**Exercise objective:**
Output every entry exactly as given.

[Records from a collection]
---*---

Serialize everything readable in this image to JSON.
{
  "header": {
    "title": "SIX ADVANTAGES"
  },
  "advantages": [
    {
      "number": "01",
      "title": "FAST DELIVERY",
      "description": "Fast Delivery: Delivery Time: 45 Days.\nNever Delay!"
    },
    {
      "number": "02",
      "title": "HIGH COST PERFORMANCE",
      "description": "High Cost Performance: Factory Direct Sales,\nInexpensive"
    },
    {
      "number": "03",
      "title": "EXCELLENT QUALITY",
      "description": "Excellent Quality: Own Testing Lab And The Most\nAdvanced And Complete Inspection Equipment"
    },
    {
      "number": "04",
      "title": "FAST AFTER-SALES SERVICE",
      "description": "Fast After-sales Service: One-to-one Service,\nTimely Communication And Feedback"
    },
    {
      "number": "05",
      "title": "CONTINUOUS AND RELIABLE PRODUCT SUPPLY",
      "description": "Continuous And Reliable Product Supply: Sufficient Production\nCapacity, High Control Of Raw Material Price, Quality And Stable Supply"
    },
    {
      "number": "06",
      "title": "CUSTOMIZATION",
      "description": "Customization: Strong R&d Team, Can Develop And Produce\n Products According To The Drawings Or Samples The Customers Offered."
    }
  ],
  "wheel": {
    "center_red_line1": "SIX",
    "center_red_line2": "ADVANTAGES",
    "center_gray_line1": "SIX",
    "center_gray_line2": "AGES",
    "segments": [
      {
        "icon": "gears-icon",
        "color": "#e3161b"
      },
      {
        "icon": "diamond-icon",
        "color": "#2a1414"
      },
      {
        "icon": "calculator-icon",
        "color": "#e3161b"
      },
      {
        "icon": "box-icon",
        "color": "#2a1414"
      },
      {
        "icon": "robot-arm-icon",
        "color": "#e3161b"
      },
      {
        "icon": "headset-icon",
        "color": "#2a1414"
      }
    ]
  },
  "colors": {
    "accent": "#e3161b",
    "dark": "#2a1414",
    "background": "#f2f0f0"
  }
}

---*---

**Solution to this task:**
Serialize everything readable in this image to JSON.
{
  "header": {
    "title": "SIX ADVANTAGES"
  },
  "advantages": [
    {
      "number": "01",
      "title": "FAST DELIVERY",
      "description": "Fast Delivery: Delivery Time: 45 Days.\nNever Delay!"
    },
    {
      "number": "02",
      "title": "HIGH COST PERFORMANCE",
      "description": "High Cost Performance: Factory Direct Sales,\nInexpensive"
    },
    {
      "number": "03",
      "title": "EXCELLENT QUALITY",
      "description": "Excellent Quality: Own Testing Lab And The Most\nAdvanced And Complete Inspection Equipment"
    },
    {
      "number": "04",
      "title": "FAST AFTER-SALES SERVICE",
      "description": "Fast After-sales Service: One-to-one Service,\nTimely Communication And Feedback"
    },
    {
      "number": "05",
      "title": "CONTINUOUS AND RELIABLE PRODUCT SUPPLY",
      "description": "Continuous And Reliable Product Supply: Sufficient Production\nCapacity, High Control Of Raw Material Price, Quality And Stable Supply"
    },
    {
      "number": "06",
      "title": "CUSTOMIZATION",
      "description": "Customization: Strong R&d Team, Can Develop And Produce\n Products According To The Drawings Or Samples The Customers Offered."
    }
  ],
  "wheel": {
    "center_red_line1": "SIX",
    "center_red_line2": "ADVANTAGES",
    "center_gray_line1": "SIX",
    "center_gray_line2": "AGES",
    "segments": [
      {
        "icon": "gears-icon",
        "color": "#e3161b"
      },
      {
        "icon": "diamond-icon",
        "color": "#2a1414"
      },
      {
        "icon": "calculator-icon",
        "color": "#e3161b"
      },
      {
        "icon": "box-icon",
        "color": "#2a1414"
      },
      {
        "icon": "robot-arm-icon",
        "color": "#e3161b"
      },
      {
        "icon": "headset-icon",
        "color": "#2a1414"
      }
    ]
  },
  "colors": {
    "accent": "#e3161b",
    "dark": "#2a1414",
    "background": "#f2f0f0"
  }
}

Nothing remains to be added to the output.